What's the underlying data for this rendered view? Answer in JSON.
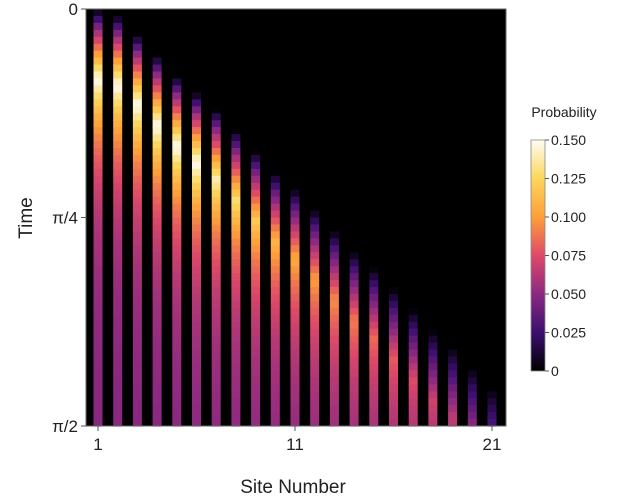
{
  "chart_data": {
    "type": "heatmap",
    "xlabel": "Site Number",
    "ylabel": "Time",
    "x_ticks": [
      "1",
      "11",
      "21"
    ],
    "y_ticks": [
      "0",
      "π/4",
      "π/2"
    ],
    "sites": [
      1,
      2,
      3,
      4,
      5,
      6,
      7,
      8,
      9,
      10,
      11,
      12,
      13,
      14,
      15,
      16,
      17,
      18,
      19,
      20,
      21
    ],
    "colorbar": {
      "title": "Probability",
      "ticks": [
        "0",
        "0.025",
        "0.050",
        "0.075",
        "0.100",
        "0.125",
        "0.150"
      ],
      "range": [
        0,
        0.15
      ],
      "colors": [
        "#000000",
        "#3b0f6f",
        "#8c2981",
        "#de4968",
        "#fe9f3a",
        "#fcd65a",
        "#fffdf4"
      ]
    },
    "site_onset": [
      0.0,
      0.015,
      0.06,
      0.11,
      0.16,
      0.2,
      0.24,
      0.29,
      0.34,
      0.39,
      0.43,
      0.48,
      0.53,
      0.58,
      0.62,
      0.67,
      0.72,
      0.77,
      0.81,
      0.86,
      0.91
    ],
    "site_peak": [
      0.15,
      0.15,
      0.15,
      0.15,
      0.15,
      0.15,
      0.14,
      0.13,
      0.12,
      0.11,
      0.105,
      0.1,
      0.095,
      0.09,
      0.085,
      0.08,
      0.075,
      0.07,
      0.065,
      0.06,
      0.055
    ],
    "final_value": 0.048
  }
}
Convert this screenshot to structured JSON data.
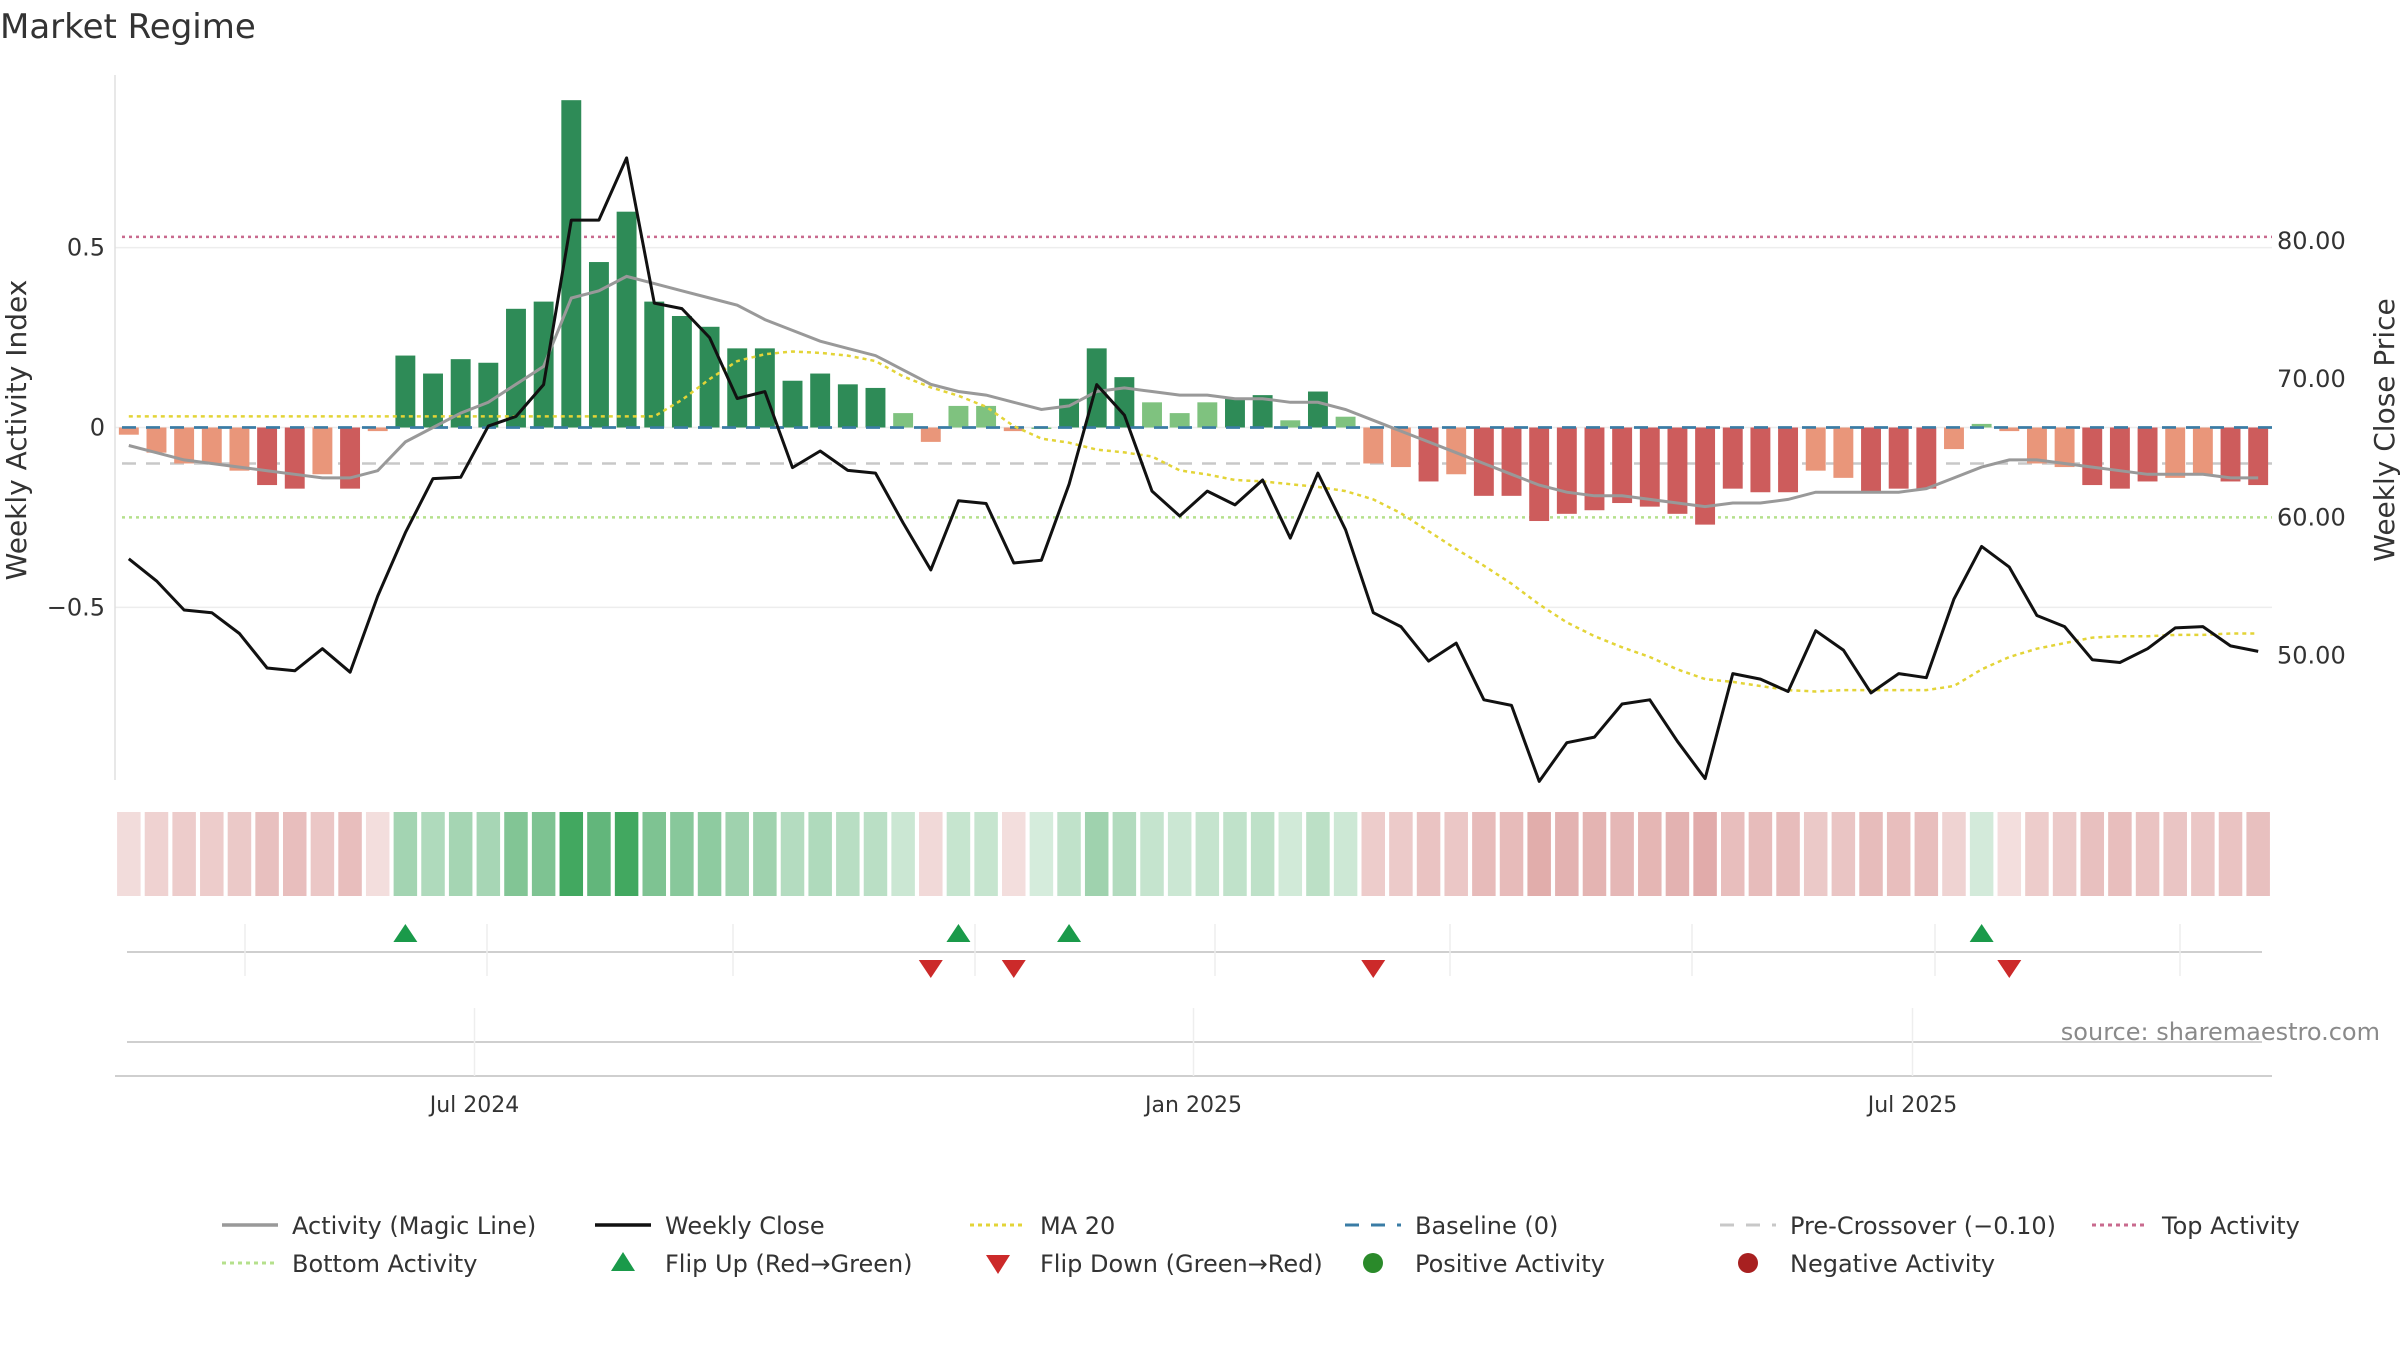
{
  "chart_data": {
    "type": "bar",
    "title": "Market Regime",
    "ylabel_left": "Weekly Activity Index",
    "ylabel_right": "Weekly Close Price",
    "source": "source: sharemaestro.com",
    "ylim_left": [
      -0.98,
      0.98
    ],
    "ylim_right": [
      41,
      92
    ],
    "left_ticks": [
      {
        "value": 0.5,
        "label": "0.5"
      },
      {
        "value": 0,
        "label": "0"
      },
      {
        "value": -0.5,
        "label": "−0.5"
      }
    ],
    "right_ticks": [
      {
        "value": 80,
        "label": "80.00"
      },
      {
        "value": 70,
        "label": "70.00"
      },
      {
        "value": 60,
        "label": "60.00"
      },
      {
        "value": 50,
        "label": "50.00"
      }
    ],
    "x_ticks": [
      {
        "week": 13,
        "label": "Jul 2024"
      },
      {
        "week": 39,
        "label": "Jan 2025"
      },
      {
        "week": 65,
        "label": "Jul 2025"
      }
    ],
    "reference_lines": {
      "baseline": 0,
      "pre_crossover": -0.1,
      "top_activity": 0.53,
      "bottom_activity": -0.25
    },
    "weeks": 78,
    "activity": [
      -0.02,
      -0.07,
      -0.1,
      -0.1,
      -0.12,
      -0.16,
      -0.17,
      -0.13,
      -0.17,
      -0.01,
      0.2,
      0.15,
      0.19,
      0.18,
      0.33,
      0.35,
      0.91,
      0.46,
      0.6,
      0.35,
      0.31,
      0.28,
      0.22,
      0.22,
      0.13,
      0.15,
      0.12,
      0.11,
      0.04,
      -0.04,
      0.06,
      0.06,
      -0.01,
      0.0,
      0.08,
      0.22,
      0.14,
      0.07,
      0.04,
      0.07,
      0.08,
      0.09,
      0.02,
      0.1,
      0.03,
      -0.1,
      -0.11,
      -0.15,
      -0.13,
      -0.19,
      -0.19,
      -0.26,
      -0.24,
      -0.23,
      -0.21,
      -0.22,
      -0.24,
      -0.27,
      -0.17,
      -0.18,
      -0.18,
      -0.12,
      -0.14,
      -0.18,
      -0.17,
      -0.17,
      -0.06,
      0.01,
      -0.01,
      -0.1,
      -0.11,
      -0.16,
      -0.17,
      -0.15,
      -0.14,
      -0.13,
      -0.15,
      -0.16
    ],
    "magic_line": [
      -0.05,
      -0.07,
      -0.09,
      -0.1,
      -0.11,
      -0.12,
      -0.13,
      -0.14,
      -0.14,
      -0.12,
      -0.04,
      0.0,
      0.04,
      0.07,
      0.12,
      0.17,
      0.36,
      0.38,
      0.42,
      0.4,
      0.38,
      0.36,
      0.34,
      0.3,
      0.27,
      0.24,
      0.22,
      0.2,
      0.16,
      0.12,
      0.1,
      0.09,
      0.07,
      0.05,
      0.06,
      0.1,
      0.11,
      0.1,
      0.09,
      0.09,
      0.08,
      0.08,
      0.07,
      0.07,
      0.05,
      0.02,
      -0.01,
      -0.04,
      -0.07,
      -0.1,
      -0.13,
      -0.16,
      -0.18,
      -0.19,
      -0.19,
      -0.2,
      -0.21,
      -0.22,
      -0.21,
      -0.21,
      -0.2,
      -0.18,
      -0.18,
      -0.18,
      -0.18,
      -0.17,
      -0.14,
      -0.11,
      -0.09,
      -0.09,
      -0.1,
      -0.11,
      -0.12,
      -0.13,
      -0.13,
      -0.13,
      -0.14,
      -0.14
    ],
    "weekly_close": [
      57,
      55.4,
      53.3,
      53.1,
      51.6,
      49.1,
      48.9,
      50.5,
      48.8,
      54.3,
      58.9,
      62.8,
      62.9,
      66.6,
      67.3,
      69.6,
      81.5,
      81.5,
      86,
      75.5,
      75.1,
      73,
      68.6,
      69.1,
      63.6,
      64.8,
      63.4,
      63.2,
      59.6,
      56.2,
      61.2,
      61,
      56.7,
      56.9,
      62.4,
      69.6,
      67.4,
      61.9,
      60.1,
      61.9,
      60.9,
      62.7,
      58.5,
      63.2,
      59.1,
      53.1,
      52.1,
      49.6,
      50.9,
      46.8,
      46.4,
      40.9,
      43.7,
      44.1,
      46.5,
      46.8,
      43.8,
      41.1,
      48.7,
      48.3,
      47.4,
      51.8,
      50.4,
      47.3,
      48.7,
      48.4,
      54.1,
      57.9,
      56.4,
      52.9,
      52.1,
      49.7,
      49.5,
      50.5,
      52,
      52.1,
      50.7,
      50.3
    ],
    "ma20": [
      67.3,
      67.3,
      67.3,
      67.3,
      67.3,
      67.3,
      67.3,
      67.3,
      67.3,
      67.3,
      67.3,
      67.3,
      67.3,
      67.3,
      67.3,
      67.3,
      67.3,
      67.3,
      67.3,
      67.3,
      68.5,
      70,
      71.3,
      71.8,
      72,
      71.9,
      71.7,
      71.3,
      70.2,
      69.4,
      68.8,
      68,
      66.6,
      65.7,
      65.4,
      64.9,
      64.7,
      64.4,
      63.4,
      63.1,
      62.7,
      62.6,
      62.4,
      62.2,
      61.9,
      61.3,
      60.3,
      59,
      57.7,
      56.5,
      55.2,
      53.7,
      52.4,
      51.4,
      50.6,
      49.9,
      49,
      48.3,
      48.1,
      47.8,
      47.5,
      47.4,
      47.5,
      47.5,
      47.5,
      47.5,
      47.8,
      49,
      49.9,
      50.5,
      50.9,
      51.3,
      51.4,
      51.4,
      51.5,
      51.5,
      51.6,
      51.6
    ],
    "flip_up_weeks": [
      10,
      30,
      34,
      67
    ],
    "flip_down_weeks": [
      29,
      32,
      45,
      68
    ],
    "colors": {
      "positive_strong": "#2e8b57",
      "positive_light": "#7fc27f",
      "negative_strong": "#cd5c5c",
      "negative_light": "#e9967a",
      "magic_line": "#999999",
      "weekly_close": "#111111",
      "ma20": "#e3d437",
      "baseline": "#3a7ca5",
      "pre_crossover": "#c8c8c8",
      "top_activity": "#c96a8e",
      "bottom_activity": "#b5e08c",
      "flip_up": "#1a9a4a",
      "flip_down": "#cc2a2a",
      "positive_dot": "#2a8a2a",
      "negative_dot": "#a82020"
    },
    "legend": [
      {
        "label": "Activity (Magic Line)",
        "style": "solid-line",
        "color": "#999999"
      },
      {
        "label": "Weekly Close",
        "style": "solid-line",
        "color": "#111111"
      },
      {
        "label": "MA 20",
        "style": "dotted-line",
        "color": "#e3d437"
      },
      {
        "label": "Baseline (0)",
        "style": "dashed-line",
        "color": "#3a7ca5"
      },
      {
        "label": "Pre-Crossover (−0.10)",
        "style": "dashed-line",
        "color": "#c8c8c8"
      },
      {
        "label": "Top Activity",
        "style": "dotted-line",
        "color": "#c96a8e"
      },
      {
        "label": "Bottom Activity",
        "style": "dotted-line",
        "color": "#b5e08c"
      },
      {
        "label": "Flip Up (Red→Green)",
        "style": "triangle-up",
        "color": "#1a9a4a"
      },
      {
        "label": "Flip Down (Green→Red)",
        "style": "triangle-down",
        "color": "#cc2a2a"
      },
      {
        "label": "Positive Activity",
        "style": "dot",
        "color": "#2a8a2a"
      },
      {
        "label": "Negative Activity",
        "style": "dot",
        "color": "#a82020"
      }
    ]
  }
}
···
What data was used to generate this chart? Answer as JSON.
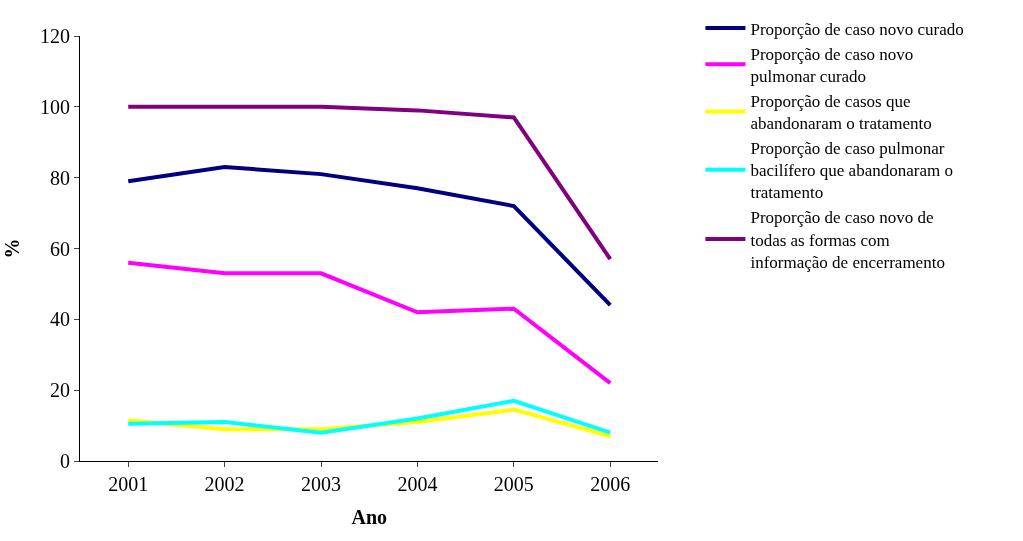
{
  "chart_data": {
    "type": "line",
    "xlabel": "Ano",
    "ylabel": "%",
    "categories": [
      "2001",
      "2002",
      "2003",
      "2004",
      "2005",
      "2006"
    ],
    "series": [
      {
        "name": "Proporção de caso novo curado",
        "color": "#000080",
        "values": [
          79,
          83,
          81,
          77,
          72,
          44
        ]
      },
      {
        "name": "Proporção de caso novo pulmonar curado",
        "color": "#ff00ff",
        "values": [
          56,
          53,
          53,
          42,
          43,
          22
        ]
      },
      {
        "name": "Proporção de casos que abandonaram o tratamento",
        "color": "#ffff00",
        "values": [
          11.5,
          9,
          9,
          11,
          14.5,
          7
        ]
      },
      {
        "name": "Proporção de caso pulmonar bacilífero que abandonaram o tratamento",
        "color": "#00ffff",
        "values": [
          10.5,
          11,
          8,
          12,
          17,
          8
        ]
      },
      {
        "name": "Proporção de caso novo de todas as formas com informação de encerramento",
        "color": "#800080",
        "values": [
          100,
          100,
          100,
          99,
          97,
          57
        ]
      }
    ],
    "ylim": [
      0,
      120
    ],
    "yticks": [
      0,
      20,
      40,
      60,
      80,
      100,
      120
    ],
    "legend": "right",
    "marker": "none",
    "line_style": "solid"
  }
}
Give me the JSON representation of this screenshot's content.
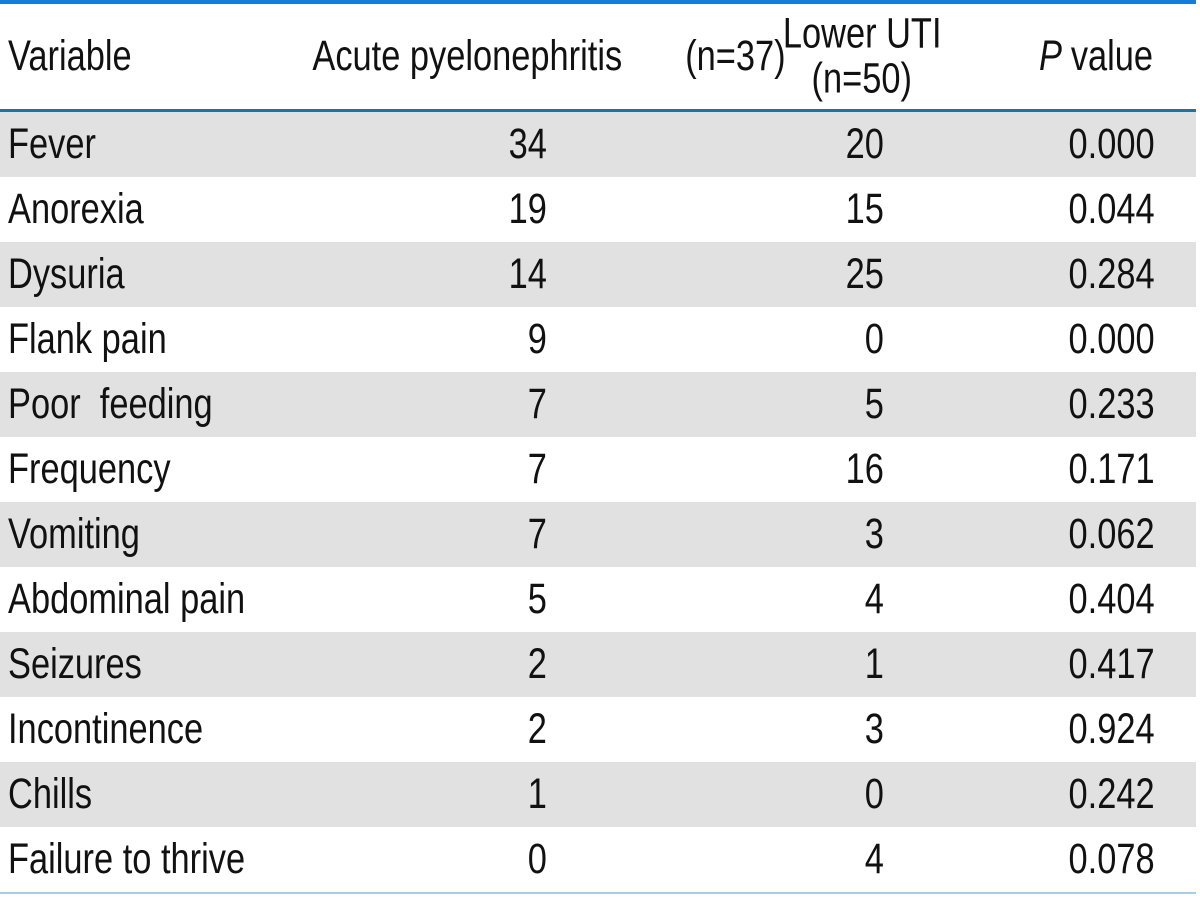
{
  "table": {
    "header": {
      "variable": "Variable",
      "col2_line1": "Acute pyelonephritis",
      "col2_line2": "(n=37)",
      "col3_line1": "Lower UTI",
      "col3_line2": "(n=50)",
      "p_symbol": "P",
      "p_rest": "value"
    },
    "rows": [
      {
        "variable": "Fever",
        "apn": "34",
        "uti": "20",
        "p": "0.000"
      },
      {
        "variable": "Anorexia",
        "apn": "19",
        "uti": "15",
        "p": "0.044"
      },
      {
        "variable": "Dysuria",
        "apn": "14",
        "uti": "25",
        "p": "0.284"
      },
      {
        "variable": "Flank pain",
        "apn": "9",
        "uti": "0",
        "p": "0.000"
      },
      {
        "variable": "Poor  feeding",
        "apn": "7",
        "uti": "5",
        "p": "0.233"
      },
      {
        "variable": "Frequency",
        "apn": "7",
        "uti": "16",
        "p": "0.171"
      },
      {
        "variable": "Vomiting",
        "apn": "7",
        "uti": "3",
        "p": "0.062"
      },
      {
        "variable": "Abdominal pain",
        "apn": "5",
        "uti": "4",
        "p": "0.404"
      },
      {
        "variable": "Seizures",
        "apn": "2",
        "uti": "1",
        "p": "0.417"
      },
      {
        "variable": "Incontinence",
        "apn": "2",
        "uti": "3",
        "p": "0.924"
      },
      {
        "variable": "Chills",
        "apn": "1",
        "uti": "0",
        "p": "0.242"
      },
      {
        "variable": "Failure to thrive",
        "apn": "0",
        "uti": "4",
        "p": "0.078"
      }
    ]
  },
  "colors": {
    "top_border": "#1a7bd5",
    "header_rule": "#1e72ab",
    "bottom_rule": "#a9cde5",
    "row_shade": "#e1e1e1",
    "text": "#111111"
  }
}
···
## AIM
Find the string "name" in the records, then copy each line where it occurs.

## COMPLETED TASK
        "name": "Proporção de caso novo curado",
        "name": "Proporção de caso novo pulmonar curado",
        "name": "Proporção de casos que abandonaram o tratamento",
        "name": "Proporção de caso pulmonar bacilífero que abandonaram o tratamento",
        "name": "Proporção de caso novo de todas as formas com informação de encerramento",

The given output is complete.